## DIRECTIONS FOR THIS TASK
Each entry must be reproduced precisely as it stands.

## EXCERPTED DATA

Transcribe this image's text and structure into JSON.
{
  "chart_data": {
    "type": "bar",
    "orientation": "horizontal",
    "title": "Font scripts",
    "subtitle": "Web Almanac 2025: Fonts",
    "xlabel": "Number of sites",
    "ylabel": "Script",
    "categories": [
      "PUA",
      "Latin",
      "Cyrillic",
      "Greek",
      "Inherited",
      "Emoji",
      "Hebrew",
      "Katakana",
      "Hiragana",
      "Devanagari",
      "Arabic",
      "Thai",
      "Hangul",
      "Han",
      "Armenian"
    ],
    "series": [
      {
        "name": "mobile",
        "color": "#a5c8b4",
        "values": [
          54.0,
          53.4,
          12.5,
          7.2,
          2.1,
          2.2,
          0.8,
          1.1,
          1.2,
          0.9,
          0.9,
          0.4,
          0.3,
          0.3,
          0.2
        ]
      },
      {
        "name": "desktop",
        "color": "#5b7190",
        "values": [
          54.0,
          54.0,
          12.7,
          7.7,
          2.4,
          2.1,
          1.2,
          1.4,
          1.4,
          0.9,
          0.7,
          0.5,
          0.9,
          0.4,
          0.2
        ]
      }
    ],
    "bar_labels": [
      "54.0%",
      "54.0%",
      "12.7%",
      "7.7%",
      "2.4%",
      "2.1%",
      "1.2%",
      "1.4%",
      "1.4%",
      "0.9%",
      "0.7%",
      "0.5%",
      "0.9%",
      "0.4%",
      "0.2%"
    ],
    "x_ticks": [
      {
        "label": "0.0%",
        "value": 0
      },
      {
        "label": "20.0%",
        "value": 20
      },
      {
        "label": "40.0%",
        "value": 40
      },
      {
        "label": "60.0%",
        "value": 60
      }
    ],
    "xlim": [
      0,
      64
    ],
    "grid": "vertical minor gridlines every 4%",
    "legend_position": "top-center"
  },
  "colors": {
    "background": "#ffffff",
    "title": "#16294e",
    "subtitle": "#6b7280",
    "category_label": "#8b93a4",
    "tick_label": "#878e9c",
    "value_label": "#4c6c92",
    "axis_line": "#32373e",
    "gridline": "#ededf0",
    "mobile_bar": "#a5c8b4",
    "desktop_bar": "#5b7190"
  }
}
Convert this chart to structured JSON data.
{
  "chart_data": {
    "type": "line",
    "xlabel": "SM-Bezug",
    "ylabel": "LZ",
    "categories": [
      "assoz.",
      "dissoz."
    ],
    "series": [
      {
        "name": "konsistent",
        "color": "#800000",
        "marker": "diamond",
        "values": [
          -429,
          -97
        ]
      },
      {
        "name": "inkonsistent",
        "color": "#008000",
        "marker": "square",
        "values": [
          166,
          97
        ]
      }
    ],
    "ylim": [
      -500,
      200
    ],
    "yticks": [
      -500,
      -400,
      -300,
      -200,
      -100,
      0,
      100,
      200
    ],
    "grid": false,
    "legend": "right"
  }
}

## ANSWER FOR THIS EXERCISE
Transcribe this image's text and structure into JSON.
{
  "chart_data": {
    "type": "bar",
    "orientation": "horizontal",
    "title": "Font scripts",
    "subtitle": "Web Almanac 2025: Fonts",
    "xlabel": "Number of sites",
    "ylabel": "Script",
    "categories": [
      "PUA",
      "Latin",
      "Cyrillic",
      "Greek",
      "Inherited",
      "Emoji",
      "Hebrew",
      "Katakana",
      "Hiragana",
      "Devanagari",
      "Arabic",
      "Thai",
      "Hangul",
      "Han",
      "Armenian"
    ],
    "series": [
      {
        "name": "mobile",
        "color": "#a5c8b4",
        "values": [
          54.0,
          53.4,
          12.5,
          7.2,
          2.1,
          2.2,
          0.8,
          1.1,
          1.2,
          0.9,
          0.9,
          0.4,
          0.3,
          0.3,
          0.2
        ]
      },
      {
        "name": "desktop",
        "color": "#5b7190",
        "values": [
          54.0,
          54.0,
          12.7,
          7.7,
          2.4,
          2.1,
          1.2,
          1.4,
          1.4,
          0.9,
          0.7,
          0.5,
          0.9,
          0.4,
          0.2
        ]
      }
    ],
    "bar_labels": [
      "54.0%",
      "54.0%",
      "12.7%",
      "7.7%",
      "2.4%",
      "2.1%",
      "1.2%",
      "1.4%",
      "1.4%",
      "0.9%",
      "0.7%",
      "0.5%",
      "0.9%",
      "0.4%",
      "0.2%"
    ],
    "x_ticks": [
      {
        "label": "0.0%",
        "value": 0
      },
      {
        "label": "20.0%",
        "value": 20
      },
      {
        "label": "40.0%",
        "value": 40
      },
      {
        "label": "60.0%",
        "value": 60
      }
    ],
    "xlim": [
      0,
      64
    ],
    "grid": "vertical minor gridlines every 4%",
    "legend_position": "top-center"
  },
  "colors": {
    "background": "#ffffff",
    "title": "#16294e",
    "subtitle": "#6b7280",
    "category_label": "#8b93a4",
    "tick_label": "#878e9c",
    "value_label": "#4c6c92",
    "axis_line": "#32373e",
    "gridline": "#ededf0",
    "mobile_bar": "#a5c8b4",
    "desktop_bar": "#5b7190"
  }
}
Convert this chart to structured JSON data.
{
  "chart_data": {
    "type": "line",
    "xlabel": "SM-Bezug",
    "ylabel": "LZ",
    "categories": [
      "assoz.",
      "dissoz."
    ],
    "series": [
      {
        "name": "konsistent",
        "color": "#800000",
        "marker": "diamond",
        "values": [
          -429,
          -97
        ]
      },
      {
        "name": "inkonsistent",
        "color": "#008000",
        "marker": "square",
        "values": [
          166,
          97
        ]
      }
    ],
    "ylim": [
      -500,
      200
    ],
    "yticks": [
      -500,
      -400,
      -300,
      -200,
      -100,
      0,
      100,
      200
    ],
    "grid": false,
    "legend": "right"
  }
}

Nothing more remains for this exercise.